━━━ PROVIDED RECORDS ━━━

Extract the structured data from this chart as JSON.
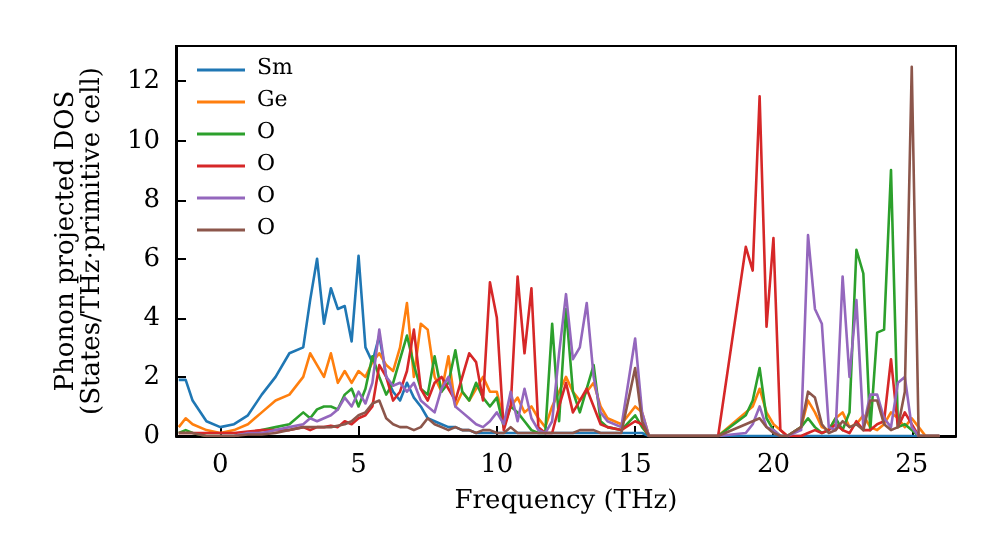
{
  "chart_data": {
    "type": "line",
    "xlabel": "Frequency (THz)",
    "ylabel": "Phonon projected DOS\n(States/THz·primitive cell)",
    "x": [
      -1.5,
      -1.25,
      -1,
      -0.5,
      0,
      0.5,
      1,
      1.5,
      2,
      2.5,
      3,
      3.25,
      3.5,
      3.75,
      4,
      4.25,
      4.5,
      4.75,
      5,
      5.25,
      5.5,
      5.75,
      6,
      6.25,
      6.5,
      6.75,
      7,
      7.25,
      7.5,
      7.75,
      8,
      8.25,
      8.5,
      8.75,
      9,
      9.25,
      9.5,
      9.75,
      10,
      10.25,
      10.5,
      10.75,
      11,
      11.25,
      11.5,
      11.75,
      12,
      12.25,
      12.5,
      12.75,
      13,
      13.25,
      13.5,
      13.75,
      14,
      14.5,
      15,
      15.25,
      15.5,
      16,
      18,
      19,
      19.25,
      19.5,
      19.75,
      20,
      20.25,
      20.5,
      21,
      21.25,
      21.5,
      21.75,
      22,
      22.25,
      22.5,
      22.75,
      23,
      23.25,
      23.5,
      23.75,
      24,
      24.25,
      24.5,
      24.75,
      25,
      25.25,
      25.5,
      26
    ],
    "series": [
      {
        "name": "Sm",
        "color": "#1f77b4",
        "values": [
          1.9,
          1.9,
          1.2,
          0.5,
          0.3,
          0.4,
          0.7,
          1.4,
          2.0,
          2.8,
          3.0,
          4.6,
          6.0,
          3.8,
          5.0,
          4.3,
          4.4,
          3.2,
          6.1,
          3.0,
          2.5,
          3.4,
          2.0,
          1.5,
          1.2,
          1.8,
          1.3,
          1.0,
          0.6,
          0.5,
          0.4,
          0.3,
          0.3,
          0.2,
          0.2,
          0.1,
          0.1,
          0.1,
          0.1,
          0.1,
          0.1,
          0.1,
          0.1,
          0.1,
          0.1,
          0.1,
          0.1,
          0.1,
          0.1,
          0.1,
          0.1,
          0.1,
          0.1,
          0.1,
          0.1,
          0.1,
          0.1,
          0.1,
          0,
          0,
          0,
          0,
          0,
          0,
          0,
          0,
          0,
          0,
          0,
          0,
          0,
          0,
          0,
          0,
          0,
          0,
          0,
          0,
          0,
          0,
          0,
          0,
          0,
          0,
          0,
          0,
          0,
          0
        ]
      },
      {
        "name": "Ge",
        "color": "#ff7f0e",
        "values": [
          0.3,
          0.6,
          0.4,
          0.2,
          0.1,
          0.2,
          0.4,
          0.8,
          1.2,
          1.4,
          2.0,
          2.8,
          2.4,
          2.0,
          2.8,
          1.8,
          2.2,
          1.8,
          2.2,
          2.0,
          2.5,
          2.8,
          2.4,
          2.2,
          3.0,
          4.5,
          2.0,
          3.8,
          3.6,
          2.0,
          1.5,
          2.7,
          1.0,
          1.5,
          1.2,
          1.6,
          2.0,
          1.5,
          1.5,
          0.5,
          1.0,
          1.3,
          0.8,
          1.0,
          0.6,
          0.3,
          1.0,
          1.5,
          2.0,
          1.5,
          1.2,
          1.5,
          1.8,
          1.0,
          0.6,
          0.4,
          1.0,
          0.8,
          0,
          0,
          0,
          0.8,
          1.0,
          1.6,
          0.8,
          0.4,
          0.2,
          0,
          0.3,
          1.2,
          0.8,
          0.3,
          0.2,
          0.6,
          0.8,
          0.3,
          0.4,
          0.7,
          0.3,
          0.2,
          0.4,
          0.8,
          0.6,
          0.3,
          0.6,
          0.3,
          0,
          0
        ]
      },
      {
        "name": "O",
        "color": "#2ca02c",
        "values": [
          0.1,
          0.2,
          0.1,
          0,
          0,
          0,
          0.1,
          0.2,
          0.3,
          0.4,
          0.8,
          0.6,
          0.9,
          1.0,
          1.0,
          0.9,
          1.4,
          1.6,
          1.0,
          1.6,
          2.7,
          2.0,
          1.4,
          1.8,
          2.6,
          3.4,
          2.4,
          1.6,
          1.4,
          2.7,
          1.5,
          1.8,
          2.9,
          1.5,
          1.2,
          1.8,
          1.3,
          1.0,
          1.3,
          0.3,
          1.0,
          0.8,
          0.5,
          0.2,
          0.1,
          0.1,
          3.8,
          0.5,
          4.3,
          1.5,
          0.8,
          1.6,
          2.4,
          0.5,
          0.3,
          0.2,
          0.7,
          0.3,
          0,
          0,
          0,
          0.7,
          1.2,
          2.3,
          0.6,
          0.2,
          0,
          0,
          0.3,
          0.6,
          0.3,
          0.1,
          0.2,
          0.6,
          0.2,
          0.8,
          6.3,
          5.5,
          0.2,
          3.5,
          3.6,
          9.0,
          0.3,
          0.4,
          0.2,
          0,
          0,
          0
        ]
      },
      {
        "name": "O",
        "color": "#d62728",
        "values": [
          0.1,
          0.1,
          0.1,
          0.1,
          0.1,
          0.1,
          0.15,
          0.2,
          0.2,
          0.2,
          0.3,
          0.2,
          0.3,
          0.3,
          0.35,
          0.3,
          0.5,
          0.4,
          0.6,
          0.7,
          1.0,
          2.4,
          2.0,
          1.2,
          1.5,
          2.2,
          3.6,
          1.6,
          1.2,
          1.8,
          2.0,
          1.6,
          1.2,
          2.0,
          2.8,
          2.5,
          1.2,
          5.2,
          4.0,
          0.2,
          1.0,
          5.4,
          2.8,
          5.0,
          0.3,
          0.1,
          0.1,
          1.0,
          1.8,
          0.8,
          1.2,
          1.6,
          1.0,
          0.4,
          0.3,
          0.2,
          0.5,
          0.4,
          0,
          0,
          0,
          6.4,
          5.6,
          11.5,
          3.7,
          6.7,
          0.2,
          0,
          0,
          0.1,
          0.2,
          0.1,
          0.2,
          0.4,
          0.2,
          0.1,
          0.5,
          0.2,
          0.2,
          0.4,
          0.5,
          2.6,
          0.3,
          0.8,
          0.4,
          0,
          0,
          0
        ]
      },
      {
        "name": "O",
        "color": "#9467bd",
        "values": [
          null,
          null,
          null,
          null,
          0,
          0,
          0.1,
          0.1,
          0.2,
          0.3,
          0.4,
          0.6,
          0.5,
          0.6,
          0.7,
          0.9,
          1.3,
          1.0,
          1.5,
          1.1,
          1.8,
          3.6,
          2.0,
          1.7,
          1.8,
          1.5,
          1.8,
          1.2,
          1.0,
          0.8,
          1.6,
          2.0,
          1.0,
          0.8,
          0.6,
          0.4,
          0.3,
          0.5,
          0.8,
          0.4,
          1.5,
          0.5,
          1.6,
          0.6,
          0.2,
          0.1,
          0.5,
          2.8,
          4.8,
          2.6,
          3.0,
          4.5,
          2.0,
          0.8,
          0.5,
          0.3,
          3.3,
          0.8,
          0,
          0,
          0,
          0.1,
          0.4,
          1.0,
          0.3,
          0.2,
          0,
          0,
          0.2,
          6.8,
          4.3,
          3.8,
          0.3,
          0.2,
          5.4,
          2.0,
          4.6,
          0.3,
          1.4,
          1.4,
          0.6,
          0.3,
          1.8,
          2.0,
          0.3,
          0,
          0,
          0
        ]
      },
      {
        "name": "O",
        "color": "#8c564b",
        "values": [
          0.1,
          0.1,
          0.1,
          0,
          0,
          0,
          0.05,
          0.05,
          0.1,
          0.2,
          0.3,
          0.3,
          0.3,
          0.3,
          0.3,
          0.35,
          0.4,
          0.5,
          0.7,
          0.8,
          1.1,
          1.2,
          0.6,
          0.4,
          0.3,
          0.3,
          0.2,
          0.3,
          0.6,
          0.4,
          0.3,
          0.2,
          0.3,
          0.2,
          0.2,
          0.1,
          0.2,
          0.2,
          0.1,
          0.1,
          0.3,
          0.1,
          0.1,
          0.1,
          0.1,
          0.1,
          0.1,
          0.1,
          0.1,
          0.1,
          0.2,
          0.2,
          0.2,
          0.1,
          0.1,
          0.1,
          2.3,
          0.5,
          0,
          0,
          0,
          0.4,
          0.5,
          0.6,
          0.3,
          0.1,
          0,
          0,
          0.3,
          1.5,
          1.3,
          0.4,
          0.1,
          0.2,
          0.5,
          0.3,
          0.4,
          0.2,
          1.2,
          1.2,
          0.4,
          0.2,
          0.3,
          1.5,
          12.5,
          0,
          0,
          0
        ]
      }
    ],
    "xlim": [
      -1.6,
      26.6
    ],
    "xticks": [
      0,
      5,
      10,
      15,
      20,
      25
    ],
    "ylim": [
      0,
      13.2
    ],
    "yticks": [
      0,
      2,
      4,
      6,
      8,
      10,
      12
    ],
    "legend": "top left",
    "grid": false,
    "marker": "none",
    "line_style": "solid"
  }
}
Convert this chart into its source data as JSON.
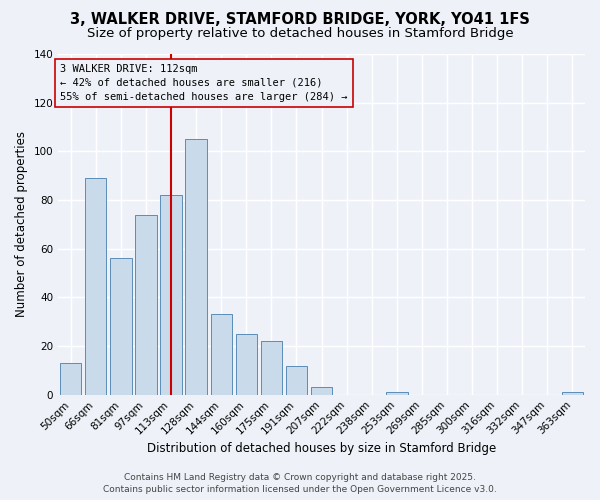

━━━

- YOUR TASK
Write out every line from the entries where "this" appears.

- RESULT OF THE TASK
Extract the structured data from this chart as JSON.
Convert this chart into its source data as JSON.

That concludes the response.